* Set task:
Separate out the lines that hold "categories".

##########

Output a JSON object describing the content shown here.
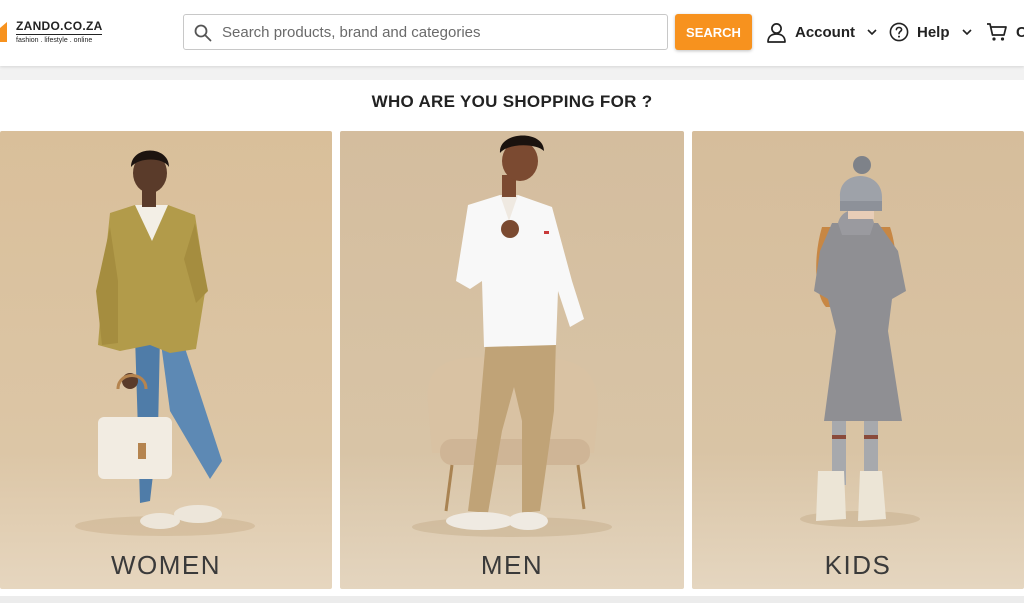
{
  "brand": {
    "name": "ZANDO.CO.ZA",
    "tagline": "fashion . lifestyle . online",
    "accent": "#f7921e"
  },
  "search": {
    "placeholder": "Search products, brand and categories",
    "button_label": "SEARCH"
  },
  "nav": {
    "account_label": "Account",
    "help_label": "Help",
    "cart_label": "C"
  },
  "section": {
    "heading": "WHO ARE YOU SHOPPING FOR ?"
  },
  "categories": [
    {
      "label": "WOMEN"
    },
    {
      "label": "MEN"
    },
    {
      "label": "KIDS"
    }
  ]
}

##########

* Finished answer:
    "placeholder": "Search products, brand and categories",
  "categories": [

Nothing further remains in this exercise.